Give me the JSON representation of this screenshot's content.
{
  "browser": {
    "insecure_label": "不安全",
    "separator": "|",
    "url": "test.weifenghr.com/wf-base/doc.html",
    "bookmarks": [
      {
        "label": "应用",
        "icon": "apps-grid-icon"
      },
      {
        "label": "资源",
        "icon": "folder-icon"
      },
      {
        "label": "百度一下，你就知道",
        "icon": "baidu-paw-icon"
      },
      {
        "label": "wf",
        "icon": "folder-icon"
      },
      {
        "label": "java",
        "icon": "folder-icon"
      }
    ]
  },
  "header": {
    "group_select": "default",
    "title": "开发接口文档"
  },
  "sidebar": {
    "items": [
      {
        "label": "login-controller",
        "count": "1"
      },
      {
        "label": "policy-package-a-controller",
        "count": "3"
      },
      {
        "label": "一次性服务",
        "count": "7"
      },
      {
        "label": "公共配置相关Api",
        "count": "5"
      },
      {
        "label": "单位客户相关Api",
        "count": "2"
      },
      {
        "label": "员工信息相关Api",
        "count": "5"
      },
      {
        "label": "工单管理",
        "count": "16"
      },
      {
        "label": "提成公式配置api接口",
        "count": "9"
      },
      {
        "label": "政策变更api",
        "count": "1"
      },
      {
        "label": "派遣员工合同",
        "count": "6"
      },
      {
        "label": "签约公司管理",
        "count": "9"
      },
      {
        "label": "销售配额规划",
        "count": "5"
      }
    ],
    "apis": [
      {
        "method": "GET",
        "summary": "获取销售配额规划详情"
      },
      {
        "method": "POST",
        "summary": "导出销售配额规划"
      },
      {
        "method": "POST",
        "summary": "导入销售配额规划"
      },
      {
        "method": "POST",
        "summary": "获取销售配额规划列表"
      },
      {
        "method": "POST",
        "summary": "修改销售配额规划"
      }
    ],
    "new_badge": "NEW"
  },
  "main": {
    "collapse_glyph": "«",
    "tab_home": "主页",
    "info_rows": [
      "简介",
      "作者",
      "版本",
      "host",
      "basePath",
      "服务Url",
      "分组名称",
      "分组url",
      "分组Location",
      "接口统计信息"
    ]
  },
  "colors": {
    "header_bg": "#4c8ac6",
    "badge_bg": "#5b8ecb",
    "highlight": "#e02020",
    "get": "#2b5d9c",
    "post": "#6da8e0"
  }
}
----
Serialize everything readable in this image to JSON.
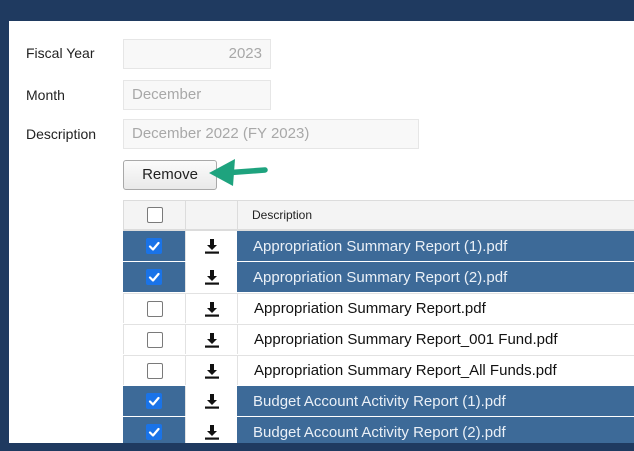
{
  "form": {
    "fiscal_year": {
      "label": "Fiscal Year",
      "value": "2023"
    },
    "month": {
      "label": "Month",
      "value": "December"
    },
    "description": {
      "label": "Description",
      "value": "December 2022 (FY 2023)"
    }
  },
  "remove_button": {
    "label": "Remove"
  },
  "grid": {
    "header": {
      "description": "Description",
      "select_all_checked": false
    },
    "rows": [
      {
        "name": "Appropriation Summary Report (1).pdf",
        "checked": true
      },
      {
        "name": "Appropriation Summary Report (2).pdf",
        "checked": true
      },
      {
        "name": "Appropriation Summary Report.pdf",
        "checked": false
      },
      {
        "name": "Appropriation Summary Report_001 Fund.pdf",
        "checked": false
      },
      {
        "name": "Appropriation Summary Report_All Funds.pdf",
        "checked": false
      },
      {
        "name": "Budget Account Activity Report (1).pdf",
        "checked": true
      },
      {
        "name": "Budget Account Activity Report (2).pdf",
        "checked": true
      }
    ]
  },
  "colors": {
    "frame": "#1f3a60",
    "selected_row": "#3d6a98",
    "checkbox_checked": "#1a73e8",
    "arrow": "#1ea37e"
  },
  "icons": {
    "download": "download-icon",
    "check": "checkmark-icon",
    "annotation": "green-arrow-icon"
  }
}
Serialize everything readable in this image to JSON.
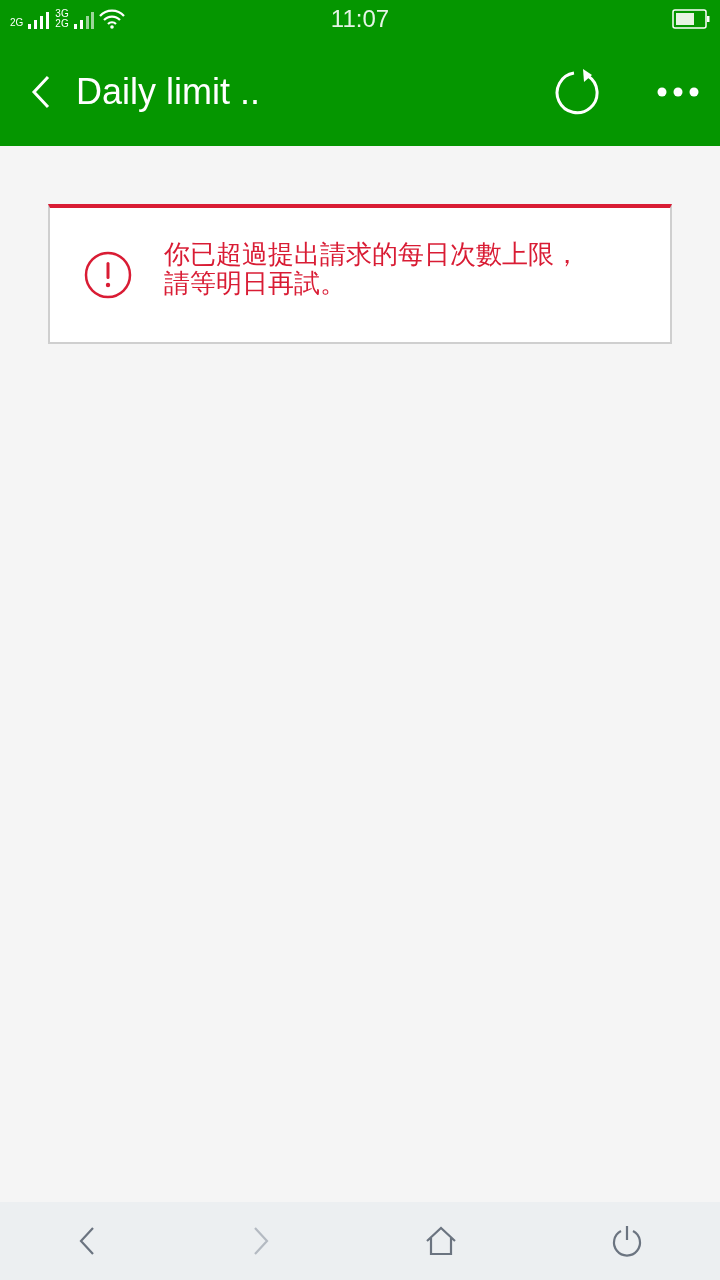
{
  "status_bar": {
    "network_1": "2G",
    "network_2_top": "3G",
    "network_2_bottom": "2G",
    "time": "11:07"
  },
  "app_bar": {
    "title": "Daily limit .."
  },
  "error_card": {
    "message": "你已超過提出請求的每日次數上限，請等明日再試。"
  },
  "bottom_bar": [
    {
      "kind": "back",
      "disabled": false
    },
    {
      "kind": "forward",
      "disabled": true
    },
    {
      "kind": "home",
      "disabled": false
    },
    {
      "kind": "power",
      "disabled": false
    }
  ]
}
----
GOAL: Using the records above, copy each line that contains "value".

RESULT:
      "value": "2023"
      "value": "December"
      "value": "December 2022 (FY 2023)"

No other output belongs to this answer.